··· Exercise data ···

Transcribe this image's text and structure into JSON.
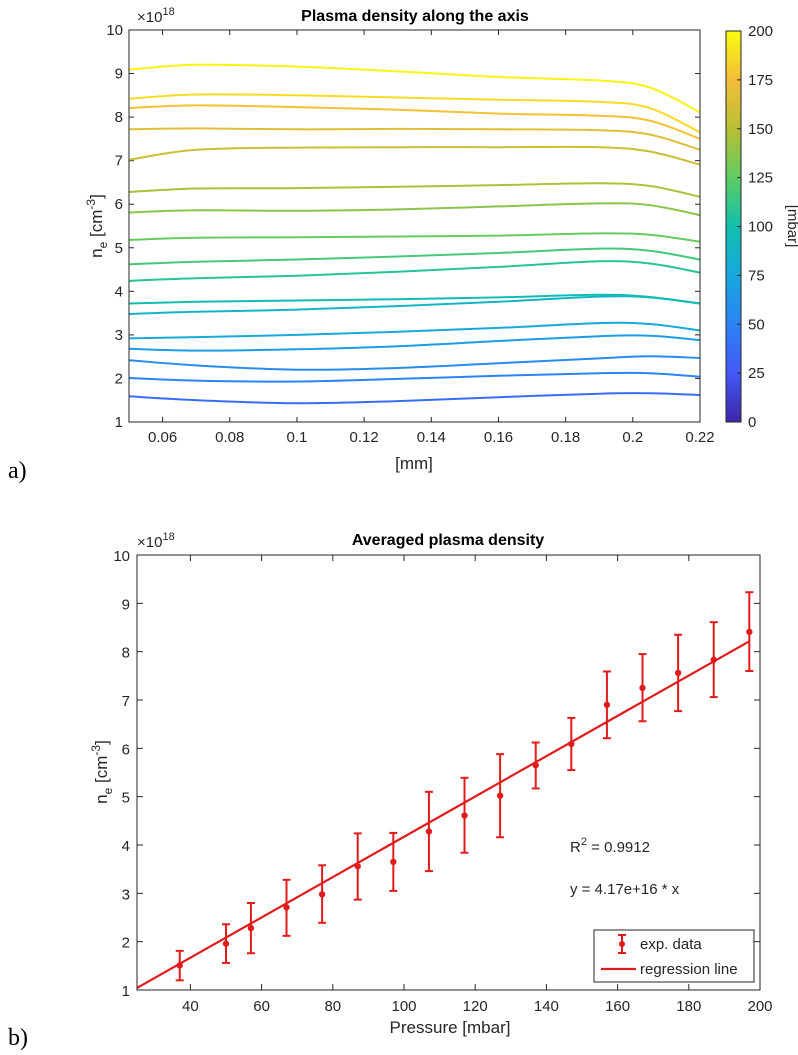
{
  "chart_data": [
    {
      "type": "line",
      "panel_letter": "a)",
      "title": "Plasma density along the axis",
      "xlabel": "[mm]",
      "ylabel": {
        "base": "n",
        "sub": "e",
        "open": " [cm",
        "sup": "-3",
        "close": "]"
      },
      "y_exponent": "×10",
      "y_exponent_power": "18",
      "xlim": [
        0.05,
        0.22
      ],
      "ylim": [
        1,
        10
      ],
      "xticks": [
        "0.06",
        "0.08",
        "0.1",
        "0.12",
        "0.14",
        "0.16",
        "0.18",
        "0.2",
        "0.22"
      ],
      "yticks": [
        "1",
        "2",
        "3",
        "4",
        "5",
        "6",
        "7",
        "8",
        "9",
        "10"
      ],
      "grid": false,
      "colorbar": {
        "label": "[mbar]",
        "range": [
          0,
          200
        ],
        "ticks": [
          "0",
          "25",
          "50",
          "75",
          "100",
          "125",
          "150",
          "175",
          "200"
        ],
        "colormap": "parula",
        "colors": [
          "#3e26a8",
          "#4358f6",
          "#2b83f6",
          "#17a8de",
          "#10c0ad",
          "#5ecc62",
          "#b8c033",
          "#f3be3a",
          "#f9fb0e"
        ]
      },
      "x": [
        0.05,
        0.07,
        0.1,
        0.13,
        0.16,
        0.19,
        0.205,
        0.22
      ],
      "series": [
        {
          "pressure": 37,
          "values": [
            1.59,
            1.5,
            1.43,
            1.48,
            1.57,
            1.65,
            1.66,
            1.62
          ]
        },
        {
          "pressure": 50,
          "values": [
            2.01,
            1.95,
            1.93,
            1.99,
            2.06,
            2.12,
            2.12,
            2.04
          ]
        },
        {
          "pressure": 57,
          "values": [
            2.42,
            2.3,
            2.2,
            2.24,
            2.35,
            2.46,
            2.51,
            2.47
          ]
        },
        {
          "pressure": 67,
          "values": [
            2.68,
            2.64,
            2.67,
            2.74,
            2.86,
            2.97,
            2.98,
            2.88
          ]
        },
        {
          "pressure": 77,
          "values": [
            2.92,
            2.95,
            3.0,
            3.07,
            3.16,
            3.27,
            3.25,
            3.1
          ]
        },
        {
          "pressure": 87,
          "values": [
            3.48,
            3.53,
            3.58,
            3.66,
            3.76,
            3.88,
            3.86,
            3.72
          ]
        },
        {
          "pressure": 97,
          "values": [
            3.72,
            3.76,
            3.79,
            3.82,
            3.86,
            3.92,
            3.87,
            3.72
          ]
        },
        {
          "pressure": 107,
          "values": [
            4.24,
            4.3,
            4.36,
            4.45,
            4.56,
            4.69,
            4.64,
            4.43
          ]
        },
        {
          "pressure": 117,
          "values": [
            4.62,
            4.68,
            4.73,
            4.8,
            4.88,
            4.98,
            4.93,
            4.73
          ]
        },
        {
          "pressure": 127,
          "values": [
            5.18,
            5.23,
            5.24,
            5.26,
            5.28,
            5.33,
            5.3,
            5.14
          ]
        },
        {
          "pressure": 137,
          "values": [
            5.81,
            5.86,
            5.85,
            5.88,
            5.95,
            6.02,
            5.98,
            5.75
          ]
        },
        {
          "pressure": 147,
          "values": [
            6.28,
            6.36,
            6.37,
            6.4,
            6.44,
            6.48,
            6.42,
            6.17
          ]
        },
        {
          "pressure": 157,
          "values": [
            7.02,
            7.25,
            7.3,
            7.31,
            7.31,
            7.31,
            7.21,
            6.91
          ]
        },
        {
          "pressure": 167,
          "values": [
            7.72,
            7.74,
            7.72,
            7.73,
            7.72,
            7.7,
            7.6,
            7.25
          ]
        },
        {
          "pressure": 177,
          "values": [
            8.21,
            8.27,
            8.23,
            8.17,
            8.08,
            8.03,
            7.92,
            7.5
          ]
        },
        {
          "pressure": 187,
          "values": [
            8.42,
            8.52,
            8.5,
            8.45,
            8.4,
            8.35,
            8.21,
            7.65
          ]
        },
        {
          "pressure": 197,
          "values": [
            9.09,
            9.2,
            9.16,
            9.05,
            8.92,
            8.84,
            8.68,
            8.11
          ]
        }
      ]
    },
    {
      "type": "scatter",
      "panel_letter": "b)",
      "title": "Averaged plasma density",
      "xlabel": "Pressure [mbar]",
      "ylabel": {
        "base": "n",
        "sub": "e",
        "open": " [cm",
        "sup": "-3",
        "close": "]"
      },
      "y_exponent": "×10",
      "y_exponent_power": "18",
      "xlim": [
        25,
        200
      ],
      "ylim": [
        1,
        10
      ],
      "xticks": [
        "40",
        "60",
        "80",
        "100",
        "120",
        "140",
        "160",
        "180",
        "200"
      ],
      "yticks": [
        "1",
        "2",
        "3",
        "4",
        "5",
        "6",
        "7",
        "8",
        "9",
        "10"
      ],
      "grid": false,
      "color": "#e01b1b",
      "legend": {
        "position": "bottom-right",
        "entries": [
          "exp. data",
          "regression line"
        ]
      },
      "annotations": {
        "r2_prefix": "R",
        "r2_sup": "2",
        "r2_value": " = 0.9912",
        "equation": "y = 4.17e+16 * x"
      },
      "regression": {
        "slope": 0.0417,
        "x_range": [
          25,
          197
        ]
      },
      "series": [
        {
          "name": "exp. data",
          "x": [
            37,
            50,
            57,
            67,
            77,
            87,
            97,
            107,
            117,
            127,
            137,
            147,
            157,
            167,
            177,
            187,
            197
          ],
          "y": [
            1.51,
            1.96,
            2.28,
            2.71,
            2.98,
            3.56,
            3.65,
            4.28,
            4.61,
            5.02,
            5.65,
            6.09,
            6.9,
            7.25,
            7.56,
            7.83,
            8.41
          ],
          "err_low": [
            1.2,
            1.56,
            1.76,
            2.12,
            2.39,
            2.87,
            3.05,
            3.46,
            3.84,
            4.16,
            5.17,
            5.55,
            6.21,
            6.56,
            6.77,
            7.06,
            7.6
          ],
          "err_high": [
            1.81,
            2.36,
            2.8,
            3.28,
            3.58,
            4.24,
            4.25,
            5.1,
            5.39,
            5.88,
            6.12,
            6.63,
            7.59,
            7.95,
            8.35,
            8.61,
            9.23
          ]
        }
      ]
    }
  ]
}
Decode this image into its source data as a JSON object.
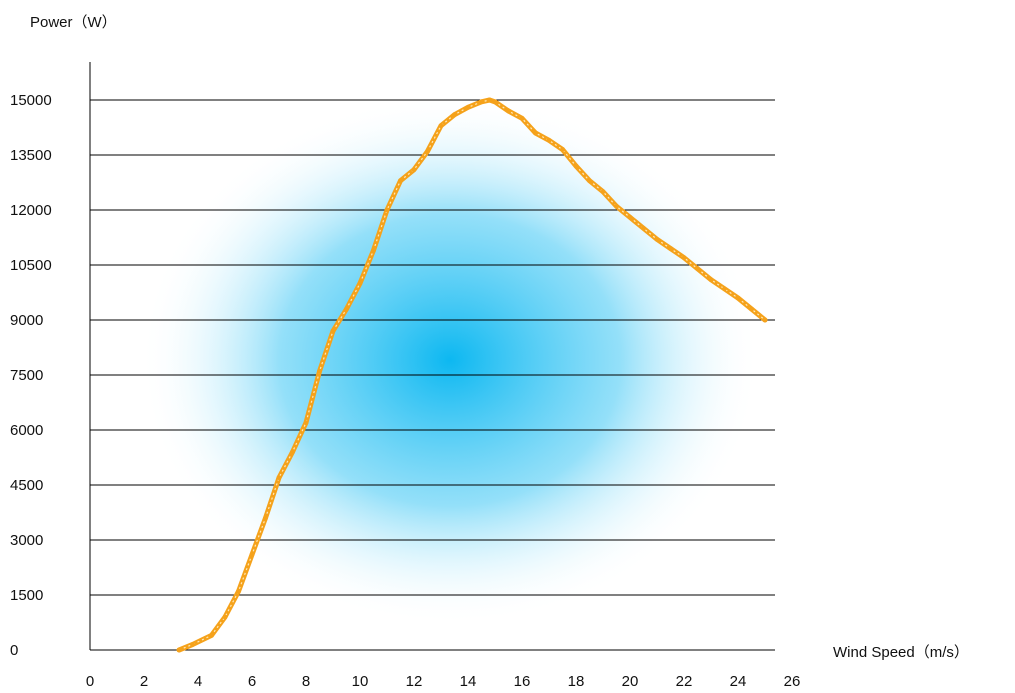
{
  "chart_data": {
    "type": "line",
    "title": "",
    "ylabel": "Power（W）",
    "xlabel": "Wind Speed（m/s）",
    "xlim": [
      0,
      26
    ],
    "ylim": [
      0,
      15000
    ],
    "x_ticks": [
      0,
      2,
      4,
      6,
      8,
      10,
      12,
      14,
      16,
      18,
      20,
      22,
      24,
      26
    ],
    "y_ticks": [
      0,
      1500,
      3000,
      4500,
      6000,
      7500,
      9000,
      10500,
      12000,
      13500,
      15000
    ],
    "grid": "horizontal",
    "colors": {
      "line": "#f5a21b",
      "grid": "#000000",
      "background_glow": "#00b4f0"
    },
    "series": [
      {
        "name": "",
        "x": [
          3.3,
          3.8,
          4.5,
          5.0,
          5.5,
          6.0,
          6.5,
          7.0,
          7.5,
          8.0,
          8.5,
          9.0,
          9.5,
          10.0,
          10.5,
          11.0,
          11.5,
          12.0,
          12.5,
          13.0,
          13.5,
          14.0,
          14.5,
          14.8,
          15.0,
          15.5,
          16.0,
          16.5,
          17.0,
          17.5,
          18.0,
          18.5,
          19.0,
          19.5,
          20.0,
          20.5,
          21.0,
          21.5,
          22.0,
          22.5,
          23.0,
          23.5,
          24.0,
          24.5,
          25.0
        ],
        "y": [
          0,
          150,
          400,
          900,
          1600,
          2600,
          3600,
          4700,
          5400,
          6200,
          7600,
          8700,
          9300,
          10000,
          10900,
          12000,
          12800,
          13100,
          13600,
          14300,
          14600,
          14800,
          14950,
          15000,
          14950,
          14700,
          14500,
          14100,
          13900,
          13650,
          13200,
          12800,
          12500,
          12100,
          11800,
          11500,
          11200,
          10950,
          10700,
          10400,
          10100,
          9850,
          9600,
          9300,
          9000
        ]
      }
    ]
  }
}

···

--- Short task ---
Pick out the lines above containing the word "this", then copy them.

--- Completed exercise ---
Transcribe this image's text and structure into JSON.
Decode this image into its source data as a JSON object.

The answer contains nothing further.